--- START OF RECORDED INFORMATION ---
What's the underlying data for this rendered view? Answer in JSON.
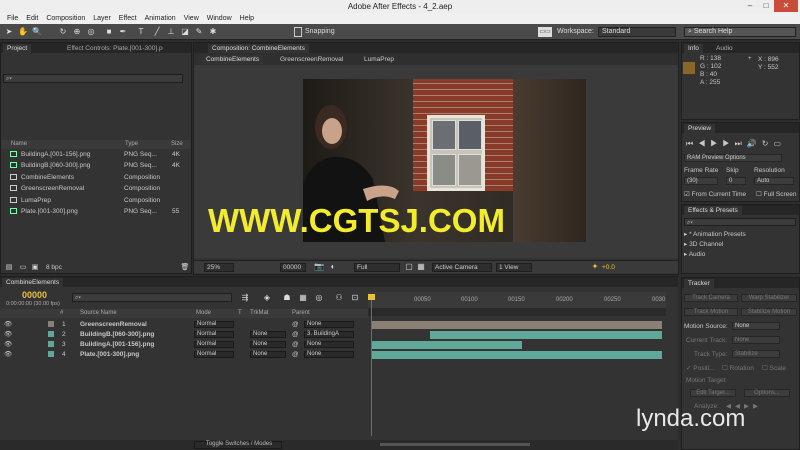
{
  "app": {
    "title": "Adobe After Effects - 4_2.aep",
    "menu": [
      "File",
      "Edit",
      "Composition",
      "Layer",
      "Effect",
      "Animation",
      "View",
      "Window",
      "Help"
    ]
  },
  "toolbar": {
    "snapping_label": "Snapping",
    "workspace_label": "Workspace:",
    "workspace_value": "Standard",
    "search_help_placeholder": "Search Help"
  },
  "project_panel": {
    "tabs": [
      "Project",
      "Effect Controls: Plate.[001-300].p"
    ],
    "columns": [
      "Name",
      "Type",
      "Size"
    ],
    "items": [
      {
        "name": "BuildingA.[001-156].png",
        "type": "PNG Seq...",
        "size": "4K",
        "kind": "footage"
      },
      {
        "name": "BuildingB.[060-300].png",
        "type": "PNG Seq...",
        "size": "4K",
        "kind": "footage"
      },
      {
        "name": "CombineElements",
        "type": "Composition",
        "size": "",
        "kind": "comp"
      },
      {
        "name": "GreenscreenRemoval",
        "type": "Composition",
        "size": "",
        "kind": "comp"
      },
      {
        "name": "LumaPrep",
        "type": "Composition",
        "size": "",
        "kind": "comp"
      },
      {
        "name": "Plate.[001-300].png",
        "type": "PNG Seq...",
        "size": "55",
        "kind": "footage"
      }
    ],
    "bpc": "8 bpc"
  },
  "composition_panel": {
    "tab_title": "Composition: CombineElements",
    "subtabs": [
      "CombineElements",
      "GreenscreenRemoval",
      "LumaPrep"
    ],
    "watermark": "WWW.CGTSJ.COM",
    "zoom": "25%",
    "timecode": "00000",
    "resolution": "Full",
    "camera": "Active Camera",
    "views": "1 View",
    "exposure": "+0.0"
  },
  "info_panel": {
    "tabs": [
      "Info",
      "Audio"
    ],
    "r": "R : 138",
    "g": "G : 102",
    "b": "B : 40",
    "a": "A : 255",
    "x": "X : 896",
    "y": "Y : 552",
    "swatch_color": "#8a6628"
  },
  "preview_panel": {
    "title": "Preview",
    "ram_options": "RAM Preview Options",
    "frame_rate_label": "Frame Rate",
    "skip_label": "Skip",
    "resolution_label": "Resolution",
    "frame_rate_value": "(30)",
    "skip_value": "0",
    "resolution_value": "Auto",
    "from_current_time": "From Current Time",
    "full_screen": "Full Screen"
  },
  "effects_panel": {
    "title": "Effects & Presets",
    "items": [
      "* Animation Presets",
      "3D Channel",
      "Audio"
    ]
  },
  "tracker_panel": {
    "title": "Tracker",
    "track_camera": "Track Camera",
    "warp_stabilizer": "Warp Stabilizer",
    "track_motion": "Track Motion",
    "stabilize_motion": "Stabilize Motion",
    "motion_source_label": "Motion Source:",
    "motion_source_value": "None",
    "current_track": "Current Track:",
    "current_track_value": "None",
    "track_type": "Track Type:",
    "track_type_value": "Stabilize",
    "position": "Positi...",
    "rotation": "Rotation",
    "scale": "Scale",
    "motion_target": "Motion Target:",
    "edit_target": "Edit Target...",
    "options": "Options...",
    "analyze": "Analyze:"
  },
  "timeline": {
    "tab": "CombineElements",
    "timecode": "00000",
    "fps": "0:00:00:00 (30.00 fps)",
    "columns": {
      "num": "#",
      "source": "Source Name",
      "mode": "Mode",
      "t": "T",
      "trkmat": "TrkMat",
      "parent": "Parent"
    },
    "ruler": [
      "00050",
      "00100",
      "00150",
      "00200",
      "00250",
      "0030"
    ],
    "layers": [
      {
        "num": "1",
        "name": "GreenscreenRemoval",
        "mode": "Normal",
        "trkmat": "",
        "parent": "None",
        "color": "#8a8074"
      },
      {
        "num": "2",
        "name": "BuildingB.[060-300].png",
        "mode": "Normal",
        "trkmat": "None",
        "parent": "3. BuildingA",
        "color": "#5fa89a"
      },
      {
        "num": "3",
        "name": "BuildingA.[001-156].png",
        "mode": "Normal",
        "trkmat": "None",
        "parent": "None",
        "color": "#5fa89a"
      },
      {
        "num": "4",
        "name": "Plate.[001-300].png",
        "mode": "Normal",
        "trkmat": "None",
        "parent": "None",
        "color": "#5fa89a"
      }
    ],
    "toggle_label": "Toggle Switches / Modes"
  },
  "branding": {
    "logo_text": "lynda.com"
  }
}
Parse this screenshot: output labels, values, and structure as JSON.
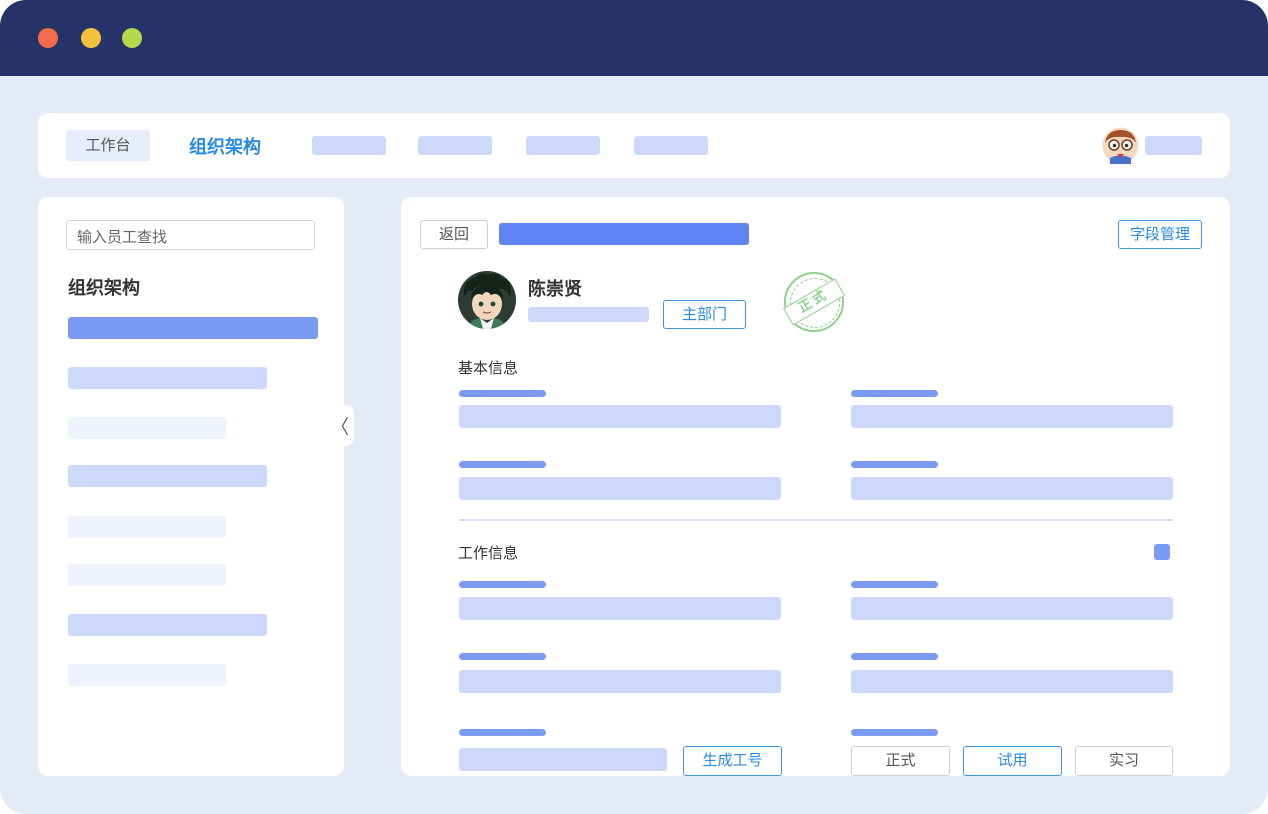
{
  "topnav": {
    "workbench_label": "工作台",
    "active_label": "组织架构"
  },
  "sidebar": {
    "search_placeholder": "输入员工查找",
    "title": "组织架构"
  },
  "detail": {
    "back_label": "返回",
    "field_manage_label": "字段管理",
    "employee_name": "陈崇贤",
    "main_dept_label": "主部门",
    "stamp_text": "正式",
    "section_basic": "基本信息",
    "section_work": "工作信息",
    "generate_id_label": "生成工号",
    "status_options": [
      "正式",
      "试用",
      "实习"
    ],
    "selected_status": "试用"
  },
  "colors": {
    "titlebar": "#263369",
    "background": "#e4eaf6",
    "accent": "#3f95e0",
    "placeholder": "#ccd9fa",
    "highlight": "#7b9af2",
    "stamp": "#8fd18a"
  }
}
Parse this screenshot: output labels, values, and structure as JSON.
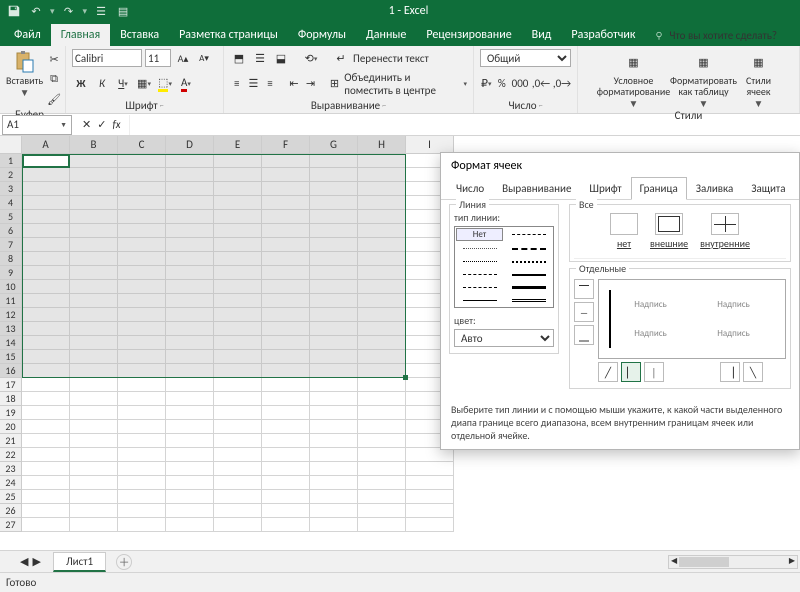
{
  "app": {
    "title": "1 - Excel"
  },
  "tabs": {
    "file": "Файл",
    "home": "Главная",
    "insert": "Вставка",
    "layout": "Разметка страницы",
    "formulas": "Формулы",
    "data": "Данные",
    "review": "Рецензирование",
    "view": "Вид",
    "developer": "Разработчик",
    "tellme": "Что вы хотите сделать?"
  },
  "ribbon": {
    "clipboard": {
      "paste": "Вставить",
      "label": "Буфер обмена"
    },
    "font": {
      "name": "Calibri",
      "size": "11",
      "label": "Шрифт"
    },
    "align": {
      "wrap": "Перенести текст",
      "merge": "Объединить и поместить в центре",
      "label": "Выравнивание"
    },
    "number": {
      "format": "Общий",
      "label": "Число"
    },
    "styles": {
      "cond": "Условное форматирование",
      "table": "Форматировать как таблицу",
      "cell": "Стили ячеек",
      "label": "Стили"
    }
  },
  "namebox": "A1",
  "sheets": {
    "tab1": "Лист1"
  },
  "status": {
    "ready": "Готово"
  },
  "dialog": {
    "title": "Формат ячеек",
    "tabs": {
      "number": "Число",
      "align": "Выравнивание",
      "font": "Шрифт",
      "border": "Граница",
      "fill": "Заливка",
      "protect": "Защита"
    },
    "line": {
      "group": "Линия",
      "type": "тип линии:",
      "none": "Нет",
      "color": "цвет:",
      "auto": "Авто"
    },
    "presets": {
      "group": "Все",
      "none": "нет",
      "outer": "внешние",
      "inner": "внутренние"
    },
    "individual": {
      "group": "Отдельные",
      "sample": "Надпись"
    },
    "hint": "Выберите тип линии и с помощью мыши укажите, к какой части выделенного диапа границе всего диапазона, всем внутренним границам ячеек или отдельной ячейке."
  },
  "cols": [
    "A",
    "B",
    "C",
    "D",
    "E",
    "F",
    "G",
    "H",
    "I"
  ]
}
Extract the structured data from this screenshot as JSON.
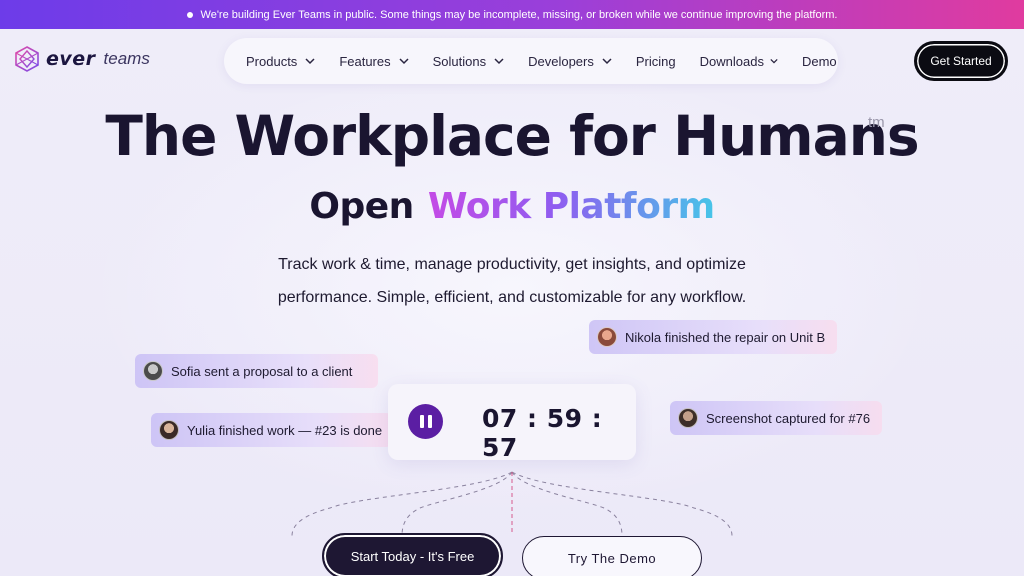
--- END OF RECORDED INFORMATION ---
» AIM OF THE TASK: Can you repeat every record above exactly, apart from the pictures?

» EXERCISE ANSWER:
What's the underlying data for this rendered view? Answer in JSON.
{
  "app": {
    "title": "Adobe After Effects - 4_2.aep",
    "menu": [
      "File",
      "Edit",
      "Composition",
      "Layer",
      "Effect",
      "Animation",
      "View",
      "Window",
      "Help"
    ]
  },
  "toolbar": {
    "snapping_label": "Snapping",
    "workspace_label": "Workspace:",
    "workspace_value": "Standard",
    "search_help_placeholder": "Search Help"
  },
  "project_panel": {
    "tabs": [
      "Project",
      "Effect Controls: Plate.[001-300].p"
    ],
    "columns": [
      "Name",
      "Type",
      "Size"
    ],
    "items": [
      {
        "name": "BuildingA.[001-156].png",
        "type": "PNG Seq...",
        "size": "4K",
        "kind": "footage"
      },
      {
        "name": "BuildingB.[060-300].png",
        "type": "PNG Seq...",
        "size": "4K",
        "kind": "footage"
      },
      {
        "name": "CombineElements",
        "type": "Composition",
        "size": "",
        "kind": "comp"
      },
      {
        "name": "GreenscreenRemoval",
        "type": "Composition",
        "size": "",
        "kind": "comp"
      },
      {
        "name": "LumaPrep",
        "type": "Composition",
        "size": "",
        "kind": "comp"
      },
      {
        "name": "Plate.[001-300].png",
        "type": "PNG Seq...",
        "size": "55",
        "kind": "footage"
      }
    ],
    "bpc": "8 bpc"
  },
  "composition_panel": {
    "tab_title": "Composition: CombineElements",
    "subtabs": [
      "CombineElements",
      "GreenscreenRemoval",
      "LumaPrep"
    ],
    "watermark": "WWW.CGTSJ.COM",
    "zoom": "25%",
    "timecode": "00000",
    "resolution": "Full",
    "camera": "Active Camera",
    "views": "1 View",
    "exposure": "+0.0"
  },
  "info_panel": {
    "tabs": [
      "Info",
      "Audio"
    ],
    "r": "R : 138",
    "g": "G : 102",
    "b": "B : 40",
    "a": "A : 255",
    "x": "X : 896",
    "y": "Y : 552",
    "swatch_color": "#8a6628"
  },
  "preview_panel": {
    "title": "Preview",
    "ram_options": "RAM Preview Options",
    "frame_rate_label": "Frame Rate",
    "skip_label": "Skip",
    "resolution_label": "Resolution",
    "frame_rate_value": "(30)",
    "skip_value": "0",
    "resolution_value": "Auto",
    "from_current_time": "From Current Time",
    "full_screen": "Full Screen"
  },
  "effects_panel": {
    "title": "Effects & Presets",
    "items": [
      "* Animation Presets",
      "3D Channel",
      "Audio"
    ]
  },
  "tracker_panel": {
    "title": "Tracker",
    "track_camera": "Track Camera",
    "warp_stabilizer": "Warp Stabilizer",
    "track_motion": "Track Motion",
    "stabilize_motion": "Stabilize Motion",
    "motion_source_label": "Motion Source:",
    "motion_source_value": "None",
    "current_track": "Current Track:",
    "current_track_value": "None",
    "track_type": "Track Type:",
    "track_type_value": "Stabilize",
    "position": "Positi...",
    "rotation": "Rotation",
    "scale": "Scale",
    "motion_target": "Motion Target:",
    "edit_target": "Edit Target...",
    "options": "Options...",
    "analyze": "Analyze:"
  },
  "timeline": {
    "tab": "CombineElements",
    "timecode": "00000",
    "fps": "0:00:00:00 (30.00 fps)",
    "columns": {
      "num": "#",
      "source": "Source Name",
      "mode": "Mode",
      "t": "T",
      "trkmat": "TrkMat",
      "parent": "Parent"
    },
    "ruler": [
      "00050",
      "00100",
      "00150",
      "00200",
      "00250",
      "0030"
    ],
    "layers": [
      {
        "num": "1",
        "name": "GreenscreenRemoval",
        "mode": "Normal",
        "trkmat": "",
        "parent": "None",
        "color": "#8a8074"
      },
      {
        "num": "2",
        "name": "BuildingB.[060-300].png",
        "mode": "Normal",
        "trkmat": "None",
        "parent": "3. BuildingA",
        "color": "#5fa89a"
      },
      {
        "num": "3",
        "name": "BuildingA.[001-156].png",
        "mode": "Normal",
        "trkmat": "None",
        "parent": "None",
        "color": "#5fa89a"
      },
      {
        "num": "4",
        "name": "Plate.[001-300].png",
        "mode": "Normal",
        "trkmat": "None",
        "parent": "None",
        "color": "#5fa89a"
      }
    ],
    "toggle_label": "Toggle Switches / Modes"
  },
  "branding": {
    "logo_text": "lynda.com"
  }
}
Parse this screenshot: output labels, values, and structure as JSON.
{
  "topnav": {
    "workbench_label": "工作台",
    "active_label": "组织架构"
  },
  "sidebar": {
    "search_placeholder": "输入员工查找",
    "title": "组织架构"
  },
  "detail": {
    "back_label": "返回",
    "field_manage_label": "字段管理",
    "employee_name": "陈崇贤",
    "main_dept_label": "主部门",
    "stamp_text": "正式",
    "section_basic": "基本信息",
    "section_work": "工作信息",
    "generate_id_label": "生成工号",
    "status_options": [
      "正式",
      "试用",
      "实习"
    ],
    "selected_status": "试用"
  },
  "colors": {
    "titlebar": "#263369",
    "background": "#e4eaf6",
    "accent": "#3f95e0",
    "placeholder": "#ccd9fa",
    "highlight": "#7b9af2",
    "stamp": "#8fd18a"
  }
}
Parse this screenshot: output labels, values, and structure as JSON.
{
  "app": {
    "title": "1 - Excel"
  },
  "tabs": {
    "file": "Файл",
    "home": "Главная",
    "insert": "Вставка",
    "layout": "Разметка страницы",
    "formulas": "Формулы",
    "data": "Данные",
    "review": "Рецензирование",
    "view": "Вид",
    "developer": "Разработчик",
    "tellme": "Что вы хотите сделать?"
  },
  "ribbon": {
    "clipboard": {
      "paste": "Вставить",
      "label": "Буфер обмена"
    },
    "font": {
      "name": "Calibri",
      "size": "11",
      "label": "Шрифт"
    },
    "align": {
      "wrap": "Перенести текст",
      "merge": "Объединить и поместить в центре",
      "label": "Выравнивание"
    },
    "number": {
      "format": "Общий",
      "label": "Число"
    },
    "styles": {
      "cond": "Условное форматирование",
      "table": "Форматировать как таблицу",
      "cell": "Стили ячеек",
      "label": "Стили"
    }
  },
  "namebox": "A1",
  "sheets": {
    "tab1": "Лист1"
  },
  "status": {
    "ready": "Готово"
  },
  "dialog": {
    "title": "Формат ячеек",
    "tabs": {
      "number": "Число",
      "align": "Выравнивание",
      "font": "Шрифт",
      "border": "Граница",
      "fill": "Заливка",
      "protect": "Защита"
    },
    "line": {
      "group": "Линия",
      "type": "тип линии:",
      "none": "Нет",
      "color": "цвет:",
      "auto": "Авто"
    },
    "presets": {
      "group": "Все",
      "none": "нет",
      "outer": "внешние",
      "inner": "внутренние"
    },
    "individual": {
      "group": "Отдельные",
      "sample": "Надпись"
    },
    "hint": "Выберите тип линии и с помощью мыши укажите, к какой части выделенного диапа границе всего диапазона, всем внутренним границам ячеек или отдельной ячейке."
  },
  "cols": [
    "A",
    "B",
    "C",
    "D",
    "E",
    "F",
    "G",
    "H",
    "I"
  ]
}
Extract the structured data from this screenshot as JSON.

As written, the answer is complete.